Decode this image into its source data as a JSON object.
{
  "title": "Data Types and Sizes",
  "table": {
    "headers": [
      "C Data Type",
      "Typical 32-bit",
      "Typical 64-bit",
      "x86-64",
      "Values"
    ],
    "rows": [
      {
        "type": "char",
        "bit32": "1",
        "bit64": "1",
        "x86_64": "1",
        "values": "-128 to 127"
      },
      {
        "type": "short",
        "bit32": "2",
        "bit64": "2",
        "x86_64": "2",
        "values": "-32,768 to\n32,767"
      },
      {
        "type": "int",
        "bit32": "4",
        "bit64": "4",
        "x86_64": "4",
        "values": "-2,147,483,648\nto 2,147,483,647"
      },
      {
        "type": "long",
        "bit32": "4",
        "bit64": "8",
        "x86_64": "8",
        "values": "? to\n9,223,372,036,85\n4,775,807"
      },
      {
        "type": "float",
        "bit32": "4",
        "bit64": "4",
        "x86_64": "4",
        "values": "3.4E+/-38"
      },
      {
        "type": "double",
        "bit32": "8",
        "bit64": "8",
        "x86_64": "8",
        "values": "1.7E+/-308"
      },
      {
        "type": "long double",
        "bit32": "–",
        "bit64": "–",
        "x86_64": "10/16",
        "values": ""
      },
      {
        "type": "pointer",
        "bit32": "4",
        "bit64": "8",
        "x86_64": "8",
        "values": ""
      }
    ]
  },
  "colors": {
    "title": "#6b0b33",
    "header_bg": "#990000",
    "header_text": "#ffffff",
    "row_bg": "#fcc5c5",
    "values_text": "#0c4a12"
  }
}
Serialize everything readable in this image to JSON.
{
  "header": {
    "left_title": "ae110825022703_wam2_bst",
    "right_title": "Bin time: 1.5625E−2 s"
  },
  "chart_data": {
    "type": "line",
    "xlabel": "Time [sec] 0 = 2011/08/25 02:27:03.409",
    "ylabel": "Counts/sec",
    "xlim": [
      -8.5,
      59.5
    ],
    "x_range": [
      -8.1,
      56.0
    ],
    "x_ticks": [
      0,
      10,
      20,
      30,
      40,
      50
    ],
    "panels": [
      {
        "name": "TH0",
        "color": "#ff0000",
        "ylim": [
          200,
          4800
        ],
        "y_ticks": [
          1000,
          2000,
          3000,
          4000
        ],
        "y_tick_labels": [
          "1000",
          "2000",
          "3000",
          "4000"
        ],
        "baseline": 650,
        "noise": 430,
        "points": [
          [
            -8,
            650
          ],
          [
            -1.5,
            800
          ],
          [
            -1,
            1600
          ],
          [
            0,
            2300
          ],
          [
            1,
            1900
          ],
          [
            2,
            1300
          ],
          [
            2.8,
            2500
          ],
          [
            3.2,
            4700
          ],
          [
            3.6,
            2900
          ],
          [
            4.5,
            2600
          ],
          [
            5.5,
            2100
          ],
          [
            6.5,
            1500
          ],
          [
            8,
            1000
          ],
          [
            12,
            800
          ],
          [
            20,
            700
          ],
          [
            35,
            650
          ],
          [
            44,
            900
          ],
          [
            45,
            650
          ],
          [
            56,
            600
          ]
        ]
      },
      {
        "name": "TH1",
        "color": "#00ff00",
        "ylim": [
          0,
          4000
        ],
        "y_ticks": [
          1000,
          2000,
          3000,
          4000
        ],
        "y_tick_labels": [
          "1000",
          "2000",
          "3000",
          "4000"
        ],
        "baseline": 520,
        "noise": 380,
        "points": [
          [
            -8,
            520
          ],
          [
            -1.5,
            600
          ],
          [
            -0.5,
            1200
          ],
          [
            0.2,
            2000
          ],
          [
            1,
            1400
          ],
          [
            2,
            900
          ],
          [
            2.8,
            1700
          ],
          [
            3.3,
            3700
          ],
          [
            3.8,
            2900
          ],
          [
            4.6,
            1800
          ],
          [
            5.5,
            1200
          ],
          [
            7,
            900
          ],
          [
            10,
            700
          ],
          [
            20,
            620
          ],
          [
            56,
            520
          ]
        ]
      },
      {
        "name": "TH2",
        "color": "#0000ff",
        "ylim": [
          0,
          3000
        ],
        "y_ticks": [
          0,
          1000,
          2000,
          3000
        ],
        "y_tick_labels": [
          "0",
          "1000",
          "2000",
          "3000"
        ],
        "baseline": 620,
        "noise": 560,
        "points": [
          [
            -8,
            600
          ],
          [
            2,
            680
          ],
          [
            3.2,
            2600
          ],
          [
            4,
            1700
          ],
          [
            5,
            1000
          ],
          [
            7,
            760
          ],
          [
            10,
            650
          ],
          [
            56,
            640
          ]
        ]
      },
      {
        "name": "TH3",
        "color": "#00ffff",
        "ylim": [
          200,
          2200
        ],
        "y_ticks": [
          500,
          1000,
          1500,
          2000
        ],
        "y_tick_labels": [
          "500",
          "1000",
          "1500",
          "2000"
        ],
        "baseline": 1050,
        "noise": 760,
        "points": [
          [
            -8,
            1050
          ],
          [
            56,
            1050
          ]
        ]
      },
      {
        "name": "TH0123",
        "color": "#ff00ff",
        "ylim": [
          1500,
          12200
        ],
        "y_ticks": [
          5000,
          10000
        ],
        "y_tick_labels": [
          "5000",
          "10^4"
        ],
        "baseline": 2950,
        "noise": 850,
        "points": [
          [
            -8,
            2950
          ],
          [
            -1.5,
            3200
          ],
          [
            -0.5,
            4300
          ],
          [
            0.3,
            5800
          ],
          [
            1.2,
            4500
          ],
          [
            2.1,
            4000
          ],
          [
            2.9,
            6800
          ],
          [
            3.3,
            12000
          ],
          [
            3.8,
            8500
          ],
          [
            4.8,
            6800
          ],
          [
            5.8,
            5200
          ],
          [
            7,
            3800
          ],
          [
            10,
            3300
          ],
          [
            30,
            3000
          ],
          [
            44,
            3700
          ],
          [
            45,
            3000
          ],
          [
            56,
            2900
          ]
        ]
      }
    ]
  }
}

────────

Written instruction: Give all of the entries again, word for word.

Task output:
Decode this image into its source data as a JSON object.
{
  "title": "Data Types and Sizes",
  "table": {
    "headers": [
      "C Data Type",
      "Typical 32-bit",
      "Typical 64-bit",
      "x86-64",
      "Values"
    ],
    "rows": [
      {
        "type": "char",
        "bit32": "1",
        "bit64": "1",
        "x86_64": "1",
        "values": "-128 to 127"
      },
      {
        "type": "short",
        "bit32": "2",
        "bit64": "2",
        "x86_64": "2",
        "values": "-32,768 to\n32,767"
      },
      {
        "type": "int",
        "bit32": "4",
        "bit64": "4",
        "x86_64": "4",
        "values": "-2,147,483,648\nto 2,147,483,647"
      },
      {
        "type": "long",
        "bit32": "4",
        "bit64": "8",
        "x86_64": "8",
        "values": "? to\n9,223,372,036,85\n4,775,807"
      },
      {
        "type": "float",
        "bit32": "4",
        "bit64": "4",
        "x86_64": "4",
        "values": "3.4E+/-38"
      },
      {
        "type": "double",
        "bit32": "8",
        "bit64": "8",
        "x86_64": "8",
        "values": "1.7E+/-308"
      },
      {
        "type": "long double",
        "bit32": "–",
        "bit64": "–",
        "x86_64": "10/16",
        "values": ""
      },
      {
        "type": "pointer",
        "bit32": "4",
        "bit64": "8",
        "x86_64": "8",
        "values": ""
      }
    ]
  },
  "colors": {
    "title": "#6b0b33",
    "header_bg": "#990000",
    "header_text": "#ffffff",
    "row_bg": "#fcc5c5",
    "values_text": "#0c4a12"
  }
}
Serialize everything readable in this image to JSON.
{
  "header": {
    "left_title": "ae110825022703_wam2_bst",
    "right_title": "Bin time: 1.5625E−2 s"
  },
  "chart_data": {
    "type": "line",
    "xlabel": "Time [sec] 0 = 2011/08/25 02:27:03.409",
    "ylabel": "Counts/sec",
    "xlim": [
      -8.5,
      59.5
    ],
    "x_range": [
      -8.1,
      56.0
    ],
    "x_ticks": [
      0,
      10,
      20,
      30,
      40,
      50
    ],
    "panels": [
      {
        "name": "TH0",
        "color": "#ff0000",
        "ylim": [
          200,
          4800
        ],
        "y_ticks": [
          1000,
          2000,
          3000,
          4000
        ],
        "y_tick_labels": [
          "1000",
          "2000",
          "3000",
          "4000"
        ],
        "baseline": 650,
        "noise": 430,
        "points": [
          [
            -8,
            650
          ],
          [
            -1.5,
            800
          ],
          [
            -1,
            1600
          ],
          [
            0,
            2300
          ],
          [
            1,
            1900
          ],
          [
            2,
            1300
          ],
          [
            2.8,
            2500
          ],
          [
            3.2,
            4700
          ],
          [
            3.6,
            2900
          ],
          [
            4.5,
            2600
          ],
          [
            5.5,
            2100
          ],
          [
            6.5,
            1500
          ],
          [
            8,
            1000
          ],
          [
            12,
            800
          ],
          [
            20,
            700
          ],
          [
            35,
            650
          ],
          [
            44,
            900
          ],
          [
            45,
            650
          ],
          [
            56,
            600
          ]
        ]
      },
      {
        "name": "TH1",
        "color": "#00ff00",
        "ylim": [
          0,
          4000
        ],
        "y_ticks": [
          1000,
          2000,
          3000,
          4000
        ],
        "y_tick_labels": [
          "1000",
          "2000",
          "3000",
          "4000"
        ],
        "baseline": 520,
        "noise": 380,
        "points": [
          [
            -8,
            520
          ],
          [
            -1.5,
            600
          ],
          [
            -0.5,
            1200
          ],
          [
            0.2,
            2000
          ],
          [
            1,
            1400
          ],
          [
            2,
            900
          ],
          [
            2.8,
            1700
          ],
          [
            3.3,
            3700
          ],
          [
            3.8,
            2900
          ],
          [
            4.6,
            1800
          ],
          [
            5.5,
            1200
          ],
          [
            7,
            900
          ],
          [
            10,
            700
          ],
          [
            20,
            620
          ],
          [
            56,
            520
          ]
        ]
      },
      {
        "name": "TH2",
        "color": "#0000ff",
        "ylim": [
          0,
          3000
        ],
        "y_ticks": [
          0,
          1000,
          2000,
          3000
        ],
        "y_tick_labels": [
          "0",
          "1000",
          "2000",
          "3000"
        ],
        "baseline": 620,
        "noise": 560,
        "points": [
          [
            -8,
            600
          ],
          [
            2,
            680
          ],
          [
            3.2,
            2600
          ],
          [
            4,
            1700
          ],
          [
            5,
            1000
          ],
          [
            7,
            760
          ],
          [
            10,
            650
          ],
          [
            56,
            640
          ]
        ]
      },
      {
        "name": "TH3",
        "color": "#00ffff",
        "ylim": [
          200,
          2200
        ],
        "y_ticks": [
          500,
          1000,
          1500,
          2000
        ],
        "y_tick_labels": [
          "500",
          "1000",
          "1500",
          "2000"
        ],
        "baseline": 1050,
        "noise": 760,
        "points": [
          [
            -8,
            1050
          ],
          [
            56,
            1050
          ]
        ]
      },
      {
        "name": "TH0123",
        "color": "#ff00ff",
        "ylim": [
          1500,
          12200
        ],
        "y_ticks": [
          5000,
          10000
        ],
        "y_tick_labels": [
          "5000",
          "10^4"
        ],
        "baseline": 2950,
        "noise": 850,
        "points": [
          [
            -8,
            2950
          ],
          [
            -1.5,
            3200
          ],
          [
            -0.5,
            4300
          ],
          [
            0.3,
            5800
          ],
          [
            1.2,
            4500
          ],
          [
            2.1,
            4000
          ],
          [
            2.9,
            6800
          ],
          [
            3.3,
            12000
          ],
          [
            3.8,
            8500
          ],
          [
            4.8,
            6800
          ],
          [
            5.8,
            5200
          ],
          [
            7,
            3800
          ],
          [
            10,
            3300
          ],
          [
            30,
            3000
          ],
          [
            44,
            3700
          ],
          [
            45,
            3000
          ],
          [
            56,
            2900
          ]
        ]
      }
    ]
  }
}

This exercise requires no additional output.